## What to produce:
Gather all lines from the material that contain "name".

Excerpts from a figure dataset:
........
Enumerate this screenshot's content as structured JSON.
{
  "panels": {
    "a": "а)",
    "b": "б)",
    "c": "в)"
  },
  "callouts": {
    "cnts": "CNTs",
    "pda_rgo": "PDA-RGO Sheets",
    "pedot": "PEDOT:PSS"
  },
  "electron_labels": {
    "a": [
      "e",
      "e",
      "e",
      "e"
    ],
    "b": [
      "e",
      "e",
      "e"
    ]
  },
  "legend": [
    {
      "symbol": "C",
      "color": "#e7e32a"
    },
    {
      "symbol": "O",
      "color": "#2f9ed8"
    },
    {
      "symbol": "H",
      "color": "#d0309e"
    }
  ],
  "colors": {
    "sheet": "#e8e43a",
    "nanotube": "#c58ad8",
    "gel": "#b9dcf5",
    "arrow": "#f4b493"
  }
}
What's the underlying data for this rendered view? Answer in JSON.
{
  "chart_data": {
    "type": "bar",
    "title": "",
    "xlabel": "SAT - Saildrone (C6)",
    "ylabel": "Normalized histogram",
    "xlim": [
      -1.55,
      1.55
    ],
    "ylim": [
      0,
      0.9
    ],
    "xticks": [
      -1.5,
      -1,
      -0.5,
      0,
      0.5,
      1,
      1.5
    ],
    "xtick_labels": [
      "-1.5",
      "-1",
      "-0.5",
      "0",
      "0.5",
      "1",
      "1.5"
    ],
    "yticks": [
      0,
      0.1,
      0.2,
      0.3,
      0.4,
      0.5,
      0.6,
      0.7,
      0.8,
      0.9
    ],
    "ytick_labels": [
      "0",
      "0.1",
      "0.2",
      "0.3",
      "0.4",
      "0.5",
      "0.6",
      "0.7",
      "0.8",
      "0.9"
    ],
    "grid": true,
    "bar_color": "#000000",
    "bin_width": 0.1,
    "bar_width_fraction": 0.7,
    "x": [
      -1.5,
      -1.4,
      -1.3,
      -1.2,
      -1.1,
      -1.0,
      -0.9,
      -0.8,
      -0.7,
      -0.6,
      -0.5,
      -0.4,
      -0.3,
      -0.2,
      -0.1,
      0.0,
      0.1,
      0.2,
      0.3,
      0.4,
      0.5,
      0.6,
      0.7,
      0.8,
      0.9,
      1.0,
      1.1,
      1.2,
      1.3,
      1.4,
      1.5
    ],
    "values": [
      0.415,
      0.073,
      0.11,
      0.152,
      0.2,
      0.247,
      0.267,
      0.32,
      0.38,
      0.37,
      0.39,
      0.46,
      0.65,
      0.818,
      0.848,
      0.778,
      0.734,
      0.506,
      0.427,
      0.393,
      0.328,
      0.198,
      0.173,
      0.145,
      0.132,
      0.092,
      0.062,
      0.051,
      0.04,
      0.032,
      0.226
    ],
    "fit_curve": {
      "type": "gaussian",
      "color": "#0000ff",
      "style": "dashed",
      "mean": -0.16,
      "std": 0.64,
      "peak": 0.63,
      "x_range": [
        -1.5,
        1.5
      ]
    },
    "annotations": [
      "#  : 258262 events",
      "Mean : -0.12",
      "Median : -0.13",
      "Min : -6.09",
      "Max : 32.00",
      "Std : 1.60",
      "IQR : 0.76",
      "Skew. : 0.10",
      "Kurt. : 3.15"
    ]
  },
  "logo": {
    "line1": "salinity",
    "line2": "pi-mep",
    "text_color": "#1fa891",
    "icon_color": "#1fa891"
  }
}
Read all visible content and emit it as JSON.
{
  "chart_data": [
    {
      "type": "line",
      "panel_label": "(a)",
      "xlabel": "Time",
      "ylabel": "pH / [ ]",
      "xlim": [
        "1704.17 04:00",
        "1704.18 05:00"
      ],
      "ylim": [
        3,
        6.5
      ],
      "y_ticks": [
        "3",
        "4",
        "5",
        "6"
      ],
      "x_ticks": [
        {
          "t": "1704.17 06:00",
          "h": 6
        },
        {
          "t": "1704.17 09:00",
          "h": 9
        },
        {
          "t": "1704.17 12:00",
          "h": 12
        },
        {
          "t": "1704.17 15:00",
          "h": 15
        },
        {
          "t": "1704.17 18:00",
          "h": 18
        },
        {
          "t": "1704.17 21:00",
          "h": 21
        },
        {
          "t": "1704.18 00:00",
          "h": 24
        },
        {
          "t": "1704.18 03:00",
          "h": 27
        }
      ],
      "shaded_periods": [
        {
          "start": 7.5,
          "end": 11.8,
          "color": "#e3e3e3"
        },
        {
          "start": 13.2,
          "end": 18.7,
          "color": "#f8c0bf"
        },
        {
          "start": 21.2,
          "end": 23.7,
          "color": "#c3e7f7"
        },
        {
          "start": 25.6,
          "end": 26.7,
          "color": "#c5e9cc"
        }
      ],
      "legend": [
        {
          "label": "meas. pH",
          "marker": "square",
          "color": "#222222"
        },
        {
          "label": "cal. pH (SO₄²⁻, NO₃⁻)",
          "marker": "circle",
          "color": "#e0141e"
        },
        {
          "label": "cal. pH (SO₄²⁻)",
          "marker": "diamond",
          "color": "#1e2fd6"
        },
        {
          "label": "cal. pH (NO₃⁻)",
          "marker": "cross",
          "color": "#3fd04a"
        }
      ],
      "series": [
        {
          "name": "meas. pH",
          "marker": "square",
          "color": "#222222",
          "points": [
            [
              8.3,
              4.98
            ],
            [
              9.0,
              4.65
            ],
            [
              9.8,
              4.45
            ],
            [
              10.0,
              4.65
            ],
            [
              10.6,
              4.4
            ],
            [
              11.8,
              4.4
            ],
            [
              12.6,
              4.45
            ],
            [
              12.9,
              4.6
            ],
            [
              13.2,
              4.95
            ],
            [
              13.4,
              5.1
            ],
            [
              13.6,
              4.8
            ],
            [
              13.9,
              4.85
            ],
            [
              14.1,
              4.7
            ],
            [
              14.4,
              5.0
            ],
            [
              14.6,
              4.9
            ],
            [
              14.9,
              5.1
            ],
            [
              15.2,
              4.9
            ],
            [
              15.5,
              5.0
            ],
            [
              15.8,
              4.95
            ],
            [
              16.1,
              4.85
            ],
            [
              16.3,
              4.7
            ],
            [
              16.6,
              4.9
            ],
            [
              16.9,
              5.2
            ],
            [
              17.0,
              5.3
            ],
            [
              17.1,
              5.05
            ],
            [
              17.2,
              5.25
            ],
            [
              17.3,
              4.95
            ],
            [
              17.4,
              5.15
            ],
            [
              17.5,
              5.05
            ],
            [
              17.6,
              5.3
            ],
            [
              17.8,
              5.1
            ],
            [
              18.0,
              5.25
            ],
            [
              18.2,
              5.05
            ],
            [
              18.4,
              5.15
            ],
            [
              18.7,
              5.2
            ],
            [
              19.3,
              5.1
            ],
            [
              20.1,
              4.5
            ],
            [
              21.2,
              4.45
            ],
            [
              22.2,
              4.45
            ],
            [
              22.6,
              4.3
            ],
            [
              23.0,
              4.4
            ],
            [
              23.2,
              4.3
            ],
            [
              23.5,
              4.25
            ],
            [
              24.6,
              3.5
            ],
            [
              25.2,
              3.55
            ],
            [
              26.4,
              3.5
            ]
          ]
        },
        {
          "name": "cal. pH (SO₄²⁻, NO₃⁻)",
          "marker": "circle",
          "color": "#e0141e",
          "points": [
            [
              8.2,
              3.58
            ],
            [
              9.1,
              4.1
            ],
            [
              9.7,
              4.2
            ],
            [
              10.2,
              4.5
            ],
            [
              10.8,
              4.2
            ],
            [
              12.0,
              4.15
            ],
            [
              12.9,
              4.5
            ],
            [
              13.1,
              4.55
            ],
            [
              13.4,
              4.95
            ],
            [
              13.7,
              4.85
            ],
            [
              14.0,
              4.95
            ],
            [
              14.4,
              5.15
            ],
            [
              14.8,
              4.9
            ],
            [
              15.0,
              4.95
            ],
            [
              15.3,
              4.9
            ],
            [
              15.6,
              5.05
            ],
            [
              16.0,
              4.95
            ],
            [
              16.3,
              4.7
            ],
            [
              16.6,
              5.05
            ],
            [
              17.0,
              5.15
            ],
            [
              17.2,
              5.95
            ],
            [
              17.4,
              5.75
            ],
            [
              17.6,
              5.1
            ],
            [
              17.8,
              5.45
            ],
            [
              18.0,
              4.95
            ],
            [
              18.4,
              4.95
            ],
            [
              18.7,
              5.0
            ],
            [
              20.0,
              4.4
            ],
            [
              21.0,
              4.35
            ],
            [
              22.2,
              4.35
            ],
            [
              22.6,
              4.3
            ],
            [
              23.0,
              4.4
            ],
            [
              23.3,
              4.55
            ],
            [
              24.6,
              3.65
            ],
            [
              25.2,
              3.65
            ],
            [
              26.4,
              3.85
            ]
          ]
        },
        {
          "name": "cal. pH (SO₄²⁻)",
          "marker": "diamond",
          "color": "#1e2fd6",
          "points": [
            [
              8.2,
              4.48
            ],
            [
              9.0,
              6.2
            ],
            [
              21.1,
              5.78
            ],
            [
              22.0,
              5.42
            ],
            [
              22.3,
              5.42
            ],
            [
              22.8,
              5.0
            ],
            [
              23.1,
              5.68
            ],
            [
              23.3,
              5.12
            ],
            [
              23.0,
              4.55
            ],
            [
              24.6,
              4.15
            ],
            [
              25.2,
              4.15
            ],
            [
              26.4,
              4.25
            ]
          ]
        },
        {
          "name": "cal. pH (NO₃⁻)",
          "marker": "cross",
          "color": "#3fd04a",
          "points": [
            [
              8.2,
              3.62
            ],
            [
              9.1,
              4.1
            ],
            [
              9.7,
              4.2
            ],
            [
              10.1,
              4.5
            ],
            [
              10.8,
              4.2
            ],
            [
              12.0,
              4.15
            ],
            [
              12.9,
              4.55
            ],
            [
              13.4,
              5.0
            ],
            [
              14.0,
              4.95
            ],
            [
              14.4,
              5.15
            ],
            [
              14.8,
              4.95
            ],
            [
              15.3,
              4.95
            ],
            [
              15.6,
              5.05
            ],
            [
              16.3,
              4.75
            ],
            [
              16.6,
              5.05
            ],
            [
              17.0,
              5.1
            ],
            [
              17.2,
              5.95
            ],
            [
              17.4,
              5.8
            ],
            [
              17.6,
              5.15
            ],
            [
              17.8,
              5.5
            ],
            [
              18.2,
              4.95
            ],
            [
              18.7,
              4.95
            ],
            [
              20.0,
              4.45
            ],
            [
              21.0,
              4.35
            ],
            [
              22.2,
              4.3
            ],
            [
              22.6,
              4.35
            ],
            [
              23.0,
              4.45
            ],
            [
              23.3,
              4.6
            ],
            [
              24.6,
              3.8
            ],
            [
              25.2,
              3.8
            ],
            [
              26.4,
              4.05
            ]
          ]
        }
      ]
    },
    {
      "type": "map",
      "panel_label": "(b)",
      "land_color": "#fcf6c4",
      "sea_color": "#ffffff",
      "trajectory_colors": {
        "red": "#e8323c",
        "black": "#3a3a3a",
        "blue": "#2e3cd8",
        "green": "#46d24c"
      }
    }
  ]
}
........
## Output for this task:
          "name": "meas. pH",
          "name": "cal. pH (SO₄²⁻, NO₃⁻)",
          "name": "cal. pH (SO₄²⁻)",
          "name": "cal. pH (NO₃⁻)",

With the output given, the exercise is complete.